[Dataset records on visual material]
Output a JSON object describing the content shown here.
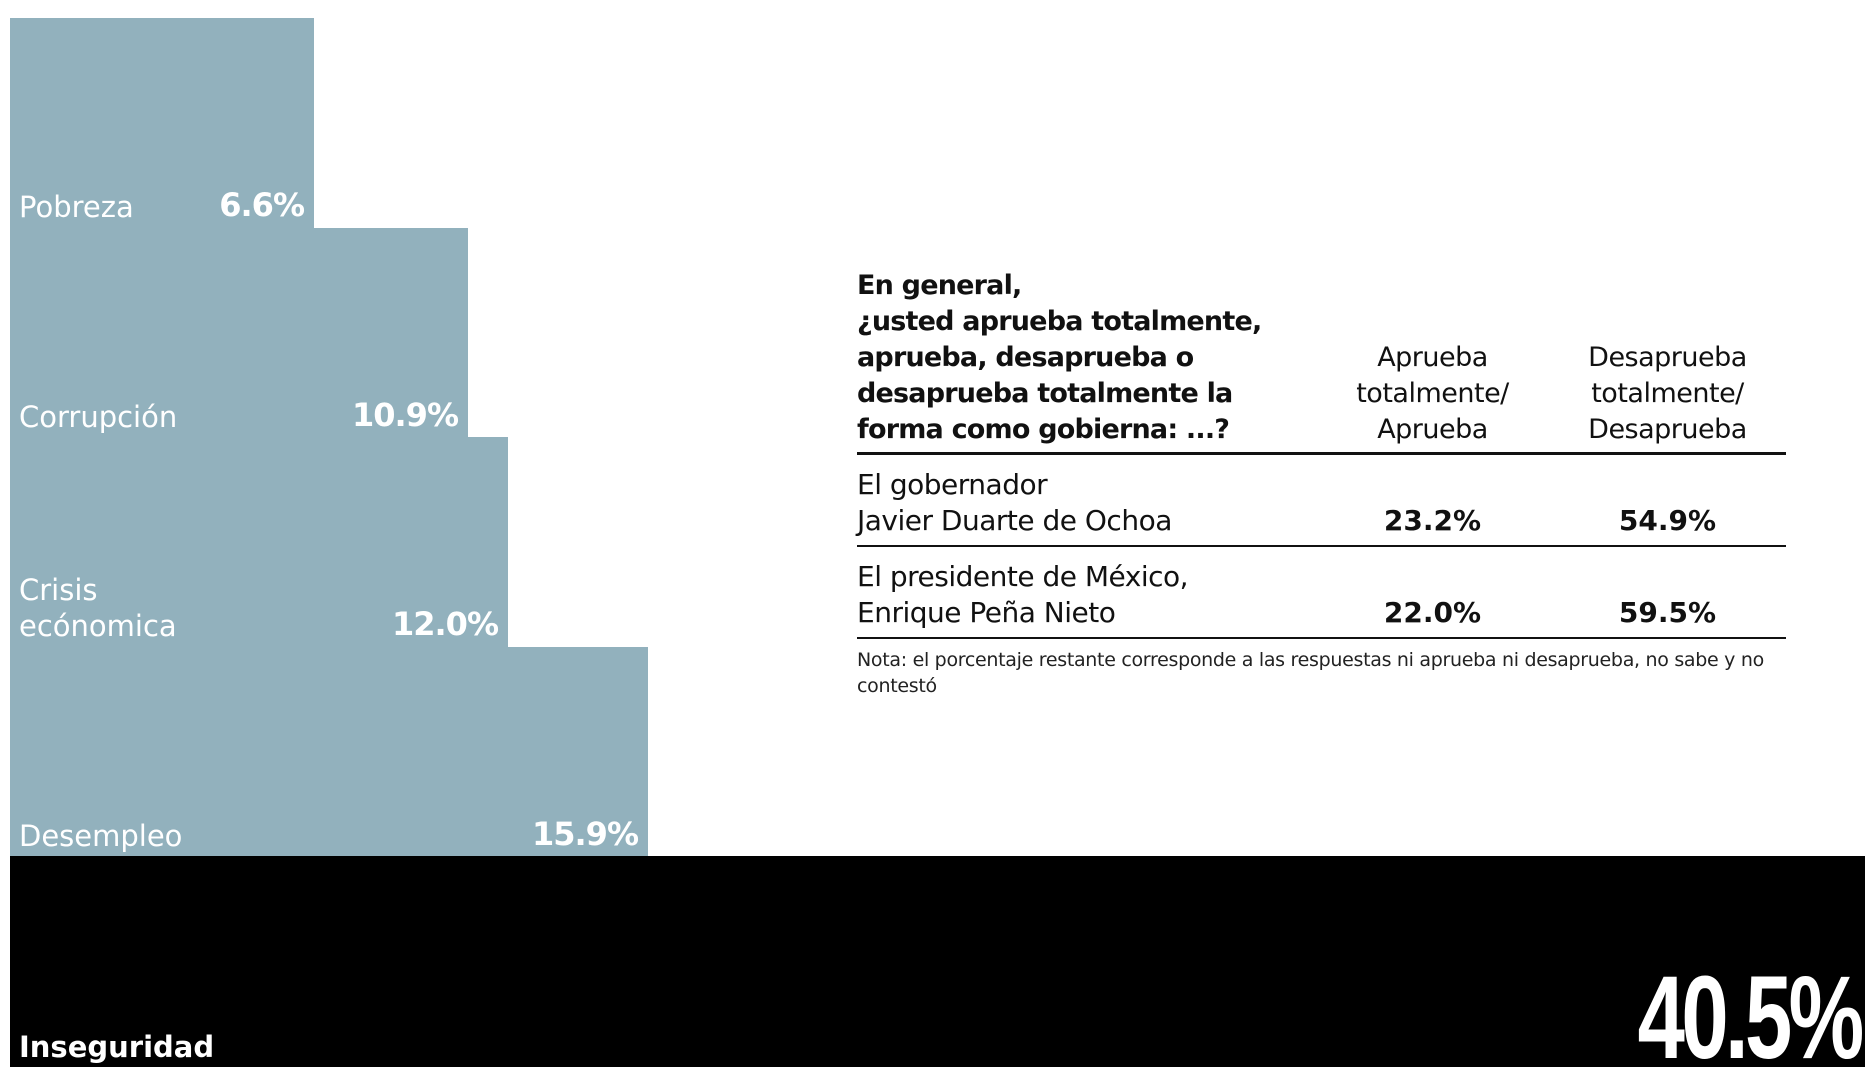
{
  "chart_data": [
    {
      "type": "bar",
      "orientation": "horizontal",
      "categories": [
        "Pobreza",
        "Corrupción",
        "Crisis\necónomica",
        "Desempleo",
        "Inseguridad"
      ],
      "values": [
        6.6,
        10.9,
        12.0,
        15.9,
        40.5
      ],
      "value_labels": [
        "6.6%",
        "10.9%",
        "12.0%",
        "15.9%",
        "40.5%"
      ],
      "highlight_category": "Inseguridad",
      "grid": false,
      "legend": "none"
    },
    {
      "type": "table",
      "question": "En general,\n¿usted aprueba totalmente,\naprueba, desaprueba o\ndesaprueba totalmente la\nforma como gobierna: ...?",
      "columns": [
        "Aprueba\ntotalmente/\nAprueba",
        "Desaprueba\ntotalmente/\nDesaprueba"
      ],
      "rows": [
        {
          "label": "El gobernador\nJavier Duarte de Ochoa",
          "values": [
            "23.2%",
            "54.9%"
          ]
        },
        {
          "label": "El presidente de México,\nEnrique Peña Nieto",
          "values": [
            "22.0%",
            "59.5%"
          ]
        }
      ],
      "note": "Nota: el porcentaje restante corresponde a las respuestas ni aprueba ni desaprueba, no sabe y no contestó"
    }
  ],
  "colors": {
    "bar": "#92b1bd",
    "highlight_bar": "#000000",
    "bar_text": "#ffffff",
    "table_text": "#111111"
  }
}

Your task: Write out every record above exactly as it stands, but leave out the pictures.

Expected answer:
Output a JSON object describing the content shown here.
{
  "chart_data": [
    {
      "type": "bar",
      "orientation": "horizontal",
      "categories": [
        "Pobreza",
        "Corrupción",
        "Crisis\necónomica",
        "Desempleo",
        "Inseguridad"
      ],
      "values": [
        6.6,
        10.9,
        12.0,
        15.9,
        40.5
      ],
      "value_labels": [
        "6.6%",
        "10.9%",
        "12.0%",
        "15.9%",
        "40.5%"
      ],
      "highlight_category": "Inseguridad",
      "grid": false,
      "legend": "none"
    },
    {
      "type": "table",
      "question": "En general,\n¿usted aprueba totalmente,\naprueba, desaprueba o\ndesaprueba totalmente la\nforma como gobierna: ...?",
      "columns": [
        "Aprueba\ntotalmente/\nAprueba",
        "Desaprueba\ntotalmente/\nDesaprueba"
      ],
      "rows": [
        {
          "label": "El gobernador\nJavier Duarte de Ochoa",
          "values": [
            "23.2%",
            "54.9%"
          ]
        },
        {
          "label": "El presidente de México,\nEnrique Peña Nieto",
          "values": [
            "22.0%",
            "59.5%"
          ]
        }
      ],
      "note": "Nota: el porcentaje restante corresponde a las respuestas ni aprueba ni desaprueba, no sabe y no contestó"
    }
  ],
  "colors": {
    "bar": "#92b1bd",
    "highlight_bar": "#000000",
    "bar_text": "#ffffff",
    "table_text": "#111111"
  }
}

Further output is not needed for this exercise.